**Extract provided:**

I recently sold 50 4TB hard drives on eBay. I had 2 returns for broken drives
that were damaged in shipping (my fault - the first 2 drives I sent weren't
packed well enough), and one other drive returned that the buyer said was
broken.

I tested the 3rd drive and found it worked perfectly, so reported the buyer
for abuse of the return process (I did allow returns, but only for defective
drives). To its credit, eBay refunded to me the shipping charges both ways
that I had paid. The buyer was pissed off and still insisted that the drive
was defective (and he was a Microsoft Certified something or other, blah,
blah), but strangely enough, it had 60 more hours on it when I received it
back. Hmm...

I guess I was lucky I didn't get back a 40GB drive. I recertified the drive,
resold it, and had no complaints.

My point is, yes, you can get screwed on eBay. But I live in a podunk town of
35K in Indiana and there's no way I could have sold 50 4TB hard drives as
easily as I did on eBay. Guess I could have tried Craigslist, but I didn't
want to meet 50 strangers at a McDonald's, and I doubt people would even want
to buy them without seeing them actually work in a computer system.

If this phone thing had happened to me, I probably would have filed a small
claims against eBay, regardless of what their stupid user agreement says I can
or cannot do. You'd be surprised how seriously a company takes your complaint
if they get a legal document.

------
Dowwie
This is loosely related to the subject but I wanted to point out a scam that I
was victim to and nearly lost more than a grand:. PayPal doesn't protect
vacation rental by owner scams.

**Material shown:**

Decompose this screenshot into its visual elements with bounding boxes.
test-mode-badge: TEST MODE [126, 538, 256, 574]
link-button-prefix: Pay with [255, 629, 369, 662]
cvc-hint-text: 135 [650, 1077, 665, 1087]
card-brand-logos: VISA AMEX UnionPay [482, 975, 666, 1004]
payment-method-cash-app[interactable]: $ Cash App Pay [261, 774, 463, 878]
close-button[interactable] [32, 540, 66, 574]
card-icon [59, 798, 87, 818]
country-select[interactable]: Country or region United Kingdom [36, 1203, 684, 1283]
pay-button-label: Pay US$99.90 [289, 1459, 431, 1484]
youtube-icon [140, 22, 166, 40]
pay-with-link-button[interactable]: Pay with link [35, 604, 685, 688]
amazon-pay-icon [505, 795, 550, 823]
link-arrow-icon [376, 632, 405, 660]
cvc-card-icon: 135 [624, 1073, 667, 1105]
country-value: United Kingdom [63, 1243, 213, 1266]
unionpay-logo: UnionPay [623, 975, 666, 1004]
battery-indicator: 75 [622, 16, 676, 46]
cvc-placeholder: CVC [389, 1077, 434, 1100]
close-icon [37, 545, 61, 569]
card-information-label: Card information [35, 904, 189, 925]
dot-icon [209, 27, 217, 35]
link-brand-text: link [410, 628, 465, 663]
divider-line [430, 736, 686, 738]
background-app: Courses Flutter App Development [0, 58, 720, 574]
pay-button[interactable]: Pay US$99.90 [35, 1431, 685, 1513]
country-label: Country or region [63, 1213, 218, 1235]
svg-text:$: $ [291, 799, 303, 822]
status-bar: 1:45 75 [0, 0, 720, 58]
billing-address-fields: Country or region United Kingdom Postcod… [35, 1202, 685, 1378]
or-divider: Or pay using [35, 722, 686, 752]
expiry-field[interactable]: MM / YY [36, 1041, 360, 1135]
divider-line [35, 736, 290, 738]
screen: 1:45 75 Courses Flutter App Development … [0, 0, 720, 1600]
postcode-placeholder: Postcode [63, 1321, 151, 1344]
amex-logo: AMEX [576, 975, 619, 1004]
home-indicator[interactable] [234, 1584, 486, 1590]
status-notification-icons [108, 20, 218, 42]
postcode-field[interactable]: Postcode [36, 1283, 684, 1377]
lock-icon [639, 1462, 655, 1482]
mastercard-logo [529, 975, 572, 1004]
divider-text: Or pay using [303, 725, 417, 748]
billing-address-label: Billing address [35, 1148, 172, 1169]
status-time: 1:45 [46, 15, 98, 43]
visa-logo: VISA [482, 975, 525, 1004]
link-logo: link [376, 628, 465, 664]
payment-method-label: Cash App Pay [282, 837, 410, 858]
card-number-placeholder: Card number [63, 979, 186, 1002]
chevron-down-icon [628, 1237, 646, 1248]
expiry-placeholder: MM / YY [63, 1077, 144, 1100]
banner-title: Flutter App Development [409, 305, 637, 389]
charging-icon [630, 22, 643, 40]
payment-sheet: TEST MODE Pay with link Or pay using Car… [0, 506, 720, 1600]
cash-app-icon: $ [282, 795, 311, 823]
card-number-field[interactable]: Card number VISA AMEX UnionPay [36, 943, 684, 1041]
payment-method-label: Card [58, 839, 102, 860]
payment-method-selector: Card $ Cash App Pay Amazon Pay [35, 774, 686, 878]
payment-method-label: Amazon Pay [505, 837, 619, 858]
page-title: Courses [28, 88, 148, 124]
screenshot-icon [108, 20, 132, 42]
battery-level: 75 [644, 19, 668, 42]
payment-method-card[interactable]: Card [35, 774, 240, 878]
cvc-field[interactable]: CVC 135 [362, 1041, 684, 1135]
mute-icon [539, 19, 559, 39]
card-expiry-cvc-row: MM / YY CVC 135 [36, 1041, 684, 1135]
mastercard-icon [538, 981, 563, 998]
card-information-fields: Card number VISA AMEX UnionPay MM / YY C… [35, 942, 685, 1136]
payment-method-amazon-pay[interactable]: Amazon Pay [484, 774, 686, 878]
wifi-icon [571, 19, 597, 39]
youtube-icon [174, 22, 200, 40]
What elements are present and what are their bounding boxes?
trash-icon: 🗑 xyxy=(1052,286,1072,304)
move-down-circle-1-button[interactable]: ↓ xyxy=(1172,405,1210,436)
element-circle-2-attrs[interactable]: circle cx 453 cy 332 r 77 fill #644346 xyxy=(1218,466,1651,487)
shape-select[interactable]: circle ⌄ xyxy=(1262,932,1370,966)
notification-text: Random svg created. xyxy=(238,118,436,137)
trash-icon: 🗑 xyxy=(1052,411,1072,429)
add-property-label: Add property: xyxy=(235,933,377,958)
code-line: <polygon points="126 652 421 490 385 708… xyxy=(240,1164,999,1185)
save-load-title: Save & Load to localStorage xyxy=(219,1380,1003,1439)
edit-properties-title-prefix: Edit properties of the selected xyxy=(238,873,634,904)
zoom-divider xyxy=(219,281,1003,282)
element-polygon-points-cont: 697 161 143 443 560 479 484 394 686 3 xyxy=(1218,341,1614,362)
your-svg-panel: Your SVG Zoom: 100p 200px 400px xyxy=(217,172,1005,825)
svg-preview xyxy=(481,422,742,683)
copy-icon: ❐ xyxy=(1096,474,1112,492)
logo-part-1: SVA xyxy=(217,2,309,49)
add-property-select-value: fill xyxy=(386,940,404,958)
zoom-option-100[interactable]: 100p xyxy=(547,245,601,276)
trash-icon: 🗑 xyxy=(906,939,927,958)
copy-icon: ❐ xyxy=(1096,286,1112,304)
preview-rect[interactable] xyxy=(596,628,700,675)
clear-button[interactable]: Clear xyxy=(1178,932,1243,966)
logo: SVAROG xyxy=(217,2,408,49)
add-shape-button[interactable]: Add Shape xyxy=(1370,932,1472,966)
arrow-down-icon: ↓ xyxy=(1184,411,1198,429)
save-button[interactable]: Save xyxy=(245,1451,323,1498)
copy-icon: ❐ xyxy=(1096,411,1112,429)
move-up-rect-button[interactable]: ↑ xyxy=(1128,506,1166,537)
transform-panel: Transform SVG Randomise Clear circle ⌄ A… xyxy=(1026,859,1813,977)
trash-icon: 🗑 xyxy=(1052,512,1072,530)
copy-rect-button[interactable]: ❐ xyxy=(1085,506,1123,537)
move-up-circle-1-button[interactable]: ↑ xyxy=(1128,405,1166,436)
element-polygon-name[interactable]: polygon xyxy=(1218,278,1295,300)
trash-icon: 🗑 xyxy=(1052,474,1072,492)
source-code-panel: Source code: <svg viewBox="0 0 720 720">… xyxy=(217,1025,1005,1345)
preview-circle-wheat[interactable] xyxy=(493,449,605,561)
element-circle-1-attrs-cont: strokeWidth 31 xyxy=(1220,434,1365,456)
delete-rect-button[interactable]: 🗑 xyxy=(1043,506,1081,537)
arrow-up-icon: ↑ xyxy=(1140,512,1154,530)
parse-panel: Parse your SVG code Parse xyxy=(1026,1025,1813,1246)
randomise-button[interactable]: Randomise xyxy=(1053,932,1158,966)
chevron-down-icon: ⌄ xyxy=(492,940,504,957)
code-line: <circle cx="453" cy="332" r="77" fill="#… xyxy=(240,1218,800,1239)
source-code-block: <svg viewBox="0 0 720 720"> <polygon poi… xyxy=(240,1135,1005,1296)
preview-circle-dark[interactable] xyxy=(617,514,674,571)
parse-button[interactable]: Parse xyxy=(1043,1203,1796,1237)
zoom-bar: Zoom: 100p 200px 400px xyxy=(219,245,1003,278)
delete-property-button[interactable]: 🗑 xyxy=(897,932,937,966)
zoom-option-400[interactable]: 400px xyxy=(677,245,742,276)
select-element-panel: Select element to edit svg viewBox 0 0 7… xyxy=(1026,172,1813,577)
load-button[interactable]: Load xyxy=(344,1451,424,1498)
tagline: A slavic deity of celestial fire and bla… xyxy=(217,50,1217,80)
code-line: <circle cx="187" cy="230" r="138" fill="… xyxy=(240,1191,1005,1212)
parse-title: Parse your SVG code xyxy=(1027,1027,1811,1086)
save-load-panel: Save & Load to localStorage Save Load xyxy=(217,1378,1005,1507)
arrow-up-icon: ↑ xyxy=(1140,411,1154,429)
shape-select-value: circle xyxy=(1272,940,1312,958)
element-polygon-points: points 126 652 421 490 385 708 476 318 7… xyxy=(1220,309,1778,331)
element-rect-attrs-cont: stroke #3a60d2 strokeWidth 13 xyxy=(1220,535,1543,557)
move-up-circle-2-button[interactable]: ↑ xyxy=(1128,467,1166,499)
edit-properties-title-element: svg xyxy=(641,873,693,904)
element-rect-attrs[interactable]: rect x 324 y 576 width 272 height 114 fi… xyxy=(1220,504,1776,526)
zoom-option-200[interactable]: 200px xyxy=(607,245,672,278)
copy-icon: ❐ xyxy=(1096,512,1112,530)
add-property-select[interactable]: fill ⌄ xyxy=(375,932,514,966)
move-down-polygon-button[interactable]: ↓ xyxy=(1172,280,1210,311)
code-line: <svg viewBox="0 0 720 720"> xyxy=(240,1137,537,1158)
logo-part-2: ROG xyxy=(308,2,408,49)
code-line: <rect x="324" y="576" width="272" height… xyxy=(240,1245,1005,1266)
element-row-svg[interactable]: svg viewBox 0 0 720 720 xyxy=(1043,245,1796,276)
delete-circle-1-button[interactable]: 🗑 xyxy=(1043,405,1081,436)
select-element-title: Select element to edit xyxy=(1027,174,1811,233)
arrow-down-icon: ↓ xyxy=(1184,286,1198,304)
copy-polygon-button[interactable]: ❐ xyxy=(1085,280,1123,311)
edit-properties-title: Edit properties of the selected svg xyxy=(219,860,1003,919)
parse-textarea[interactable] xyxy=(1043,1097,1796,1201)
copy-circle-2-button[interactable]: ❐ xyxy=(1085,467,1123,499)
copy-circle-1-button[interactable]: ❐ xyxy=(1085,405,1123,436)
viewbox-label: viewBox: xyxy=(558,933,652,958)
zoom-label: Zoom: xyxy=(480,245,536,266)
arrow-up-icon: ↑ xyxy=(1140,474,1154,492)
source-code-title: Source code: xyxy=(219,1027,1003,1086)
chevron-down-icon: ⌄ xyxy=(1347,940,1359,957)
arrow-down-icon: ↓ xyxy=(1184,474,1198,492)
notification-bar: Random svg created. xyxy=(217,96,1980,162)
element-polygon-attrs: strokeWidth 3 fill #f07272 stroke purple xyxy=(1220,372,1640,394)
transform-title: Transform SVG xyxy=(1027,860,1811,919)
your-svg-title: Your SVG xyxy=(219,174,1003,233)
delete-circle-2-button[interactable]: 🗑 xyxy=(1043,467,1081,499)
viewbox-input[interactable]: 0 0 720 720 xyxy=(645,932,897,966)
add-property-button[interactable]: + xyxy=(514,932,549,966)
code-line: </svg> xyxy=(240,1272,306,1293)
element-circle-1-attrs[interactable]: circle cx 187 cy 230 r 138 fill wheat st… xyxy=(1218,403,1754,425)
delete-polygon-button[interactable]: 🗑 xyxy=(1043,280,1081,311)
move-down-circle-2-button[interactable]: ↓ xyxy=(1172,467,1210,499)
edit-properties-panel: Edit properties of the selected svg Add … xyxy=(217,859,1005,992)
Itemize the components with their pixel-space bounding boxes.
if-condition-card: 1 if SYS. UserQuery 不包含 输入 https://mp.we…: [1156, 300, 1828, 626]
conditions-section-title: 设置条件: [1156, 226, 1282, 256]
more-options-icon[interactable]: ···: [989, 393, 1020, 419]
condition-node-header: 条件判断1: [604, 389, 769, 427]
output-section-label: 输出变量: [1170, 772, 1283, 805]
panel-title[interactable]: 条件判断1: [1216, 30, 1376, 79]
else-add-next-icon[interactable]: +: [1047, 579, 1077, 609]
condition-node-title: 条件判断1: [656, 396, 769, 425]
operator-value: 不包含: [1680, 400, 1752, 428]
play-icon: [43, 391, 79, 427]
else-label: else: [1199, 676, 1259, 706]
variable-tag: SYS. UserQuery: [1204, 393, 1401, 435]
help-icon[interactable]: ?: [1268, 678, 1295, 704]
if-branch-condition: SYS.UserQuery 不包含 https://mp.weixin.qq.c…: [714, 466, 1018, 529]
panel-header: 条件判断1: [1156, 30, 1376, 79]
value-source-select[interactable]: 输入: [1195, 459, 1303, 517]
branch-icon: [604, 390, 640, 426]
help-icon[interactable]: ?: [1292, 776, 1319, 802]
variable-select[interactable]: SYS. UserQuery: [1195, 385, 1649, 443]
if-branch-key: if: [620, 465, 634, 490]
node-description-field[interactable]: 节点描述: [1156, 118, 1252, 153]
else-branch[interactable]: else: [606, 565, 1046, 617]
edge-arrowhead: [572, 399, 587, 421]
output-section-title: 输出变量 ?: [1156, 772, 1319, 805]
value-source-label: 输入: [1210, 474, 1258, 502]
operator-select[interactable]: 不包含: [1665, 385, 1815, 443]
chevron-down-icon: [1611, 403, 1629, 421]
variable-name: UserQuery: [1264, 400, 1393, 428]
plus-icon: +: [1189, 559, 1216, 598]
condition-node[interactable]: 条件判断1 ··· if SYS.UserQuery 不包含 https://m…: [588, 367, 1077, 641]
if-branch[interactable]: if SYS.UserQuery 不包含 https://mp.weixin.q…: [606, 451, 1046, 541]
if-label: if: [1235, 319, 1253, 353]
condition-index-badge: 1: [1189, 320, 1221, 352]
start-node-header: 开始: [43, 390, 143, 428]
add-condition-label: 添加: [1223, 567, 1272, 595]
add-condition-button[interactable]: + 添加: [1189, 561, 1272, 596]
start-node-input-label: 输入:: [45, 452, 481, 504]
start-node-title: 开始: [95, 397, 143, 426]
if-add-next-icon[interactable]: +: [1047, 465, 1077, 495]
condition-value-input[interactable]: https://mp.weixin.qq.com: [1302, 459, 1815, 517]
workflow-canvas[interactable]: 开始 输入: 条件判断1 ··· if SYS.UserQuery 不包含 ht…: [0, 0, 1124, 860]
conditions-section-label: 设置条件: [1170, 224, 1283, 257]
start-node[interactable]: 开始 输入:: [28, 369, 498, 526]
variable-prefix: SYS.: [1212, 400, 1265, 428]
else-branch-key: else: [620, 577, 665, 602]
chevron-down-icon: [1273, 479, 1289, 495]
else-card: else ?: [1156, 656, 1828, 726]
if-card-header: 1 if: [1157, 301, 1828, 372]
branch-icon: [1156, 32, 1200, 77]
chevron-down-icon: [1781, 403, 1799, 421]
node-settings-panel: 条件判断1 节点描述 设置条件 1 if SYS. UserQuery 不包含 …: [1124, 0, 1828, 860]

**Written task:**
In the forum post about selling hard drives on eBay, how many more hours did the third returned drive have on it when the seller got it back?

**Written answer:**
It had 60 more hours on it.